• Dataset excerpts:
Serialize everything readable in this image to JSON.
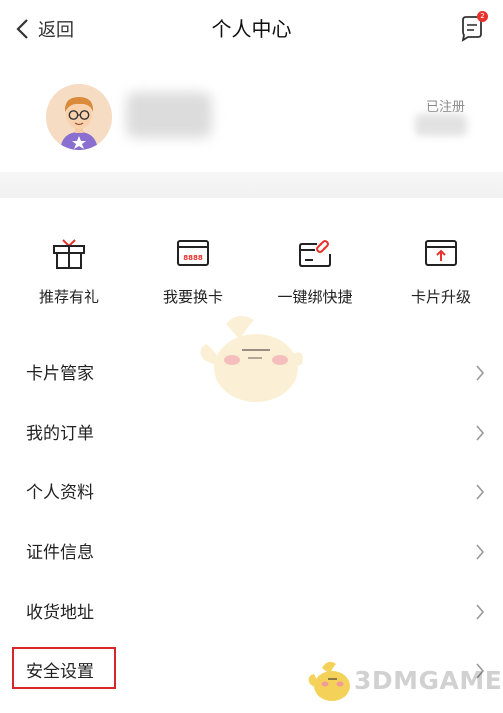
{
  "header": {
    "back_label": "返回",
    "title": "个人中心",
    "message_badge": "2"
  },
  "profile": {
    "status_label": "已注册"
  },
  "quick_actions": [
    {
      "label": "推荐有礼",
      "icon": "gift-icon"
    },
    {
      "label": "我要换卡",
      "icon": "card-change-icon",
      "card_text": "8888"
    },
    {
      "label": "一键绑快捷",
      "icon": "card-link-icon"
    },
    {
      "label": "卡片升级",
      "icon": "card-upgrade-icon"
    }
  ],
  "menu": [
    {
      "label": "卡片管家"
    },
    {
      "label": "我的订单"
    },
    {
      "label": "个人资料"
    },
    {
      "label": "证件信息"
    },
    {
      "label": "收货地址"
    },
    {
      "label": "安全设置",
      "highlighted": true
    }
  ],
  "watermark": {
    "text": "3DMGAME"
  },
  "colors": {
    "accent": "#e8322b",
    "highlight_border": "#d9262b"
  }
}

• WHAT THE TASK REQUIRES:
Repeat the material above in full and exactly, apart from the pictures.

• SOLUTION TO THIS PROBLEM:
Serialize everything readable in this image to JSON.
{
  "header": {
    "back_label": "返回",
    "title": "个人中心",
    "message_badge": "2"
  },
  "profile": {
    "status_label": "已注册"
  },
  "quick_actions": [
    {
      "label": "推荐有礼",
      "icon": "gift-icon"
    },
    {
      "label": "我要换卡",
      "icon": "card-change-icon",
      "card_text": "8888"
    },
    {
      "label": "一键绑快捷",
      "icon": "card-link-icon"
    },
    {
      "label": "卡片升级",
      "icon": "card-upgrade-icon"
    }
  ],
  "menu": [
    {
      "label": "卡片管家"
    },
    {
      "label": "我的订单"
    },
    {
      "label": "个人资料"
    },
    {
      "label": "证件信息"
    },
    {
      "label": "收货地址"
    },
    {
      "label": "安全设置",
      "highlighted": true
    }
  ],
  "watermark": {
    "text": "3DMGAME"
  },
  "colors": {
    "accent": "#e8322b",
    "highlight_border": "#d9262b"
  }
}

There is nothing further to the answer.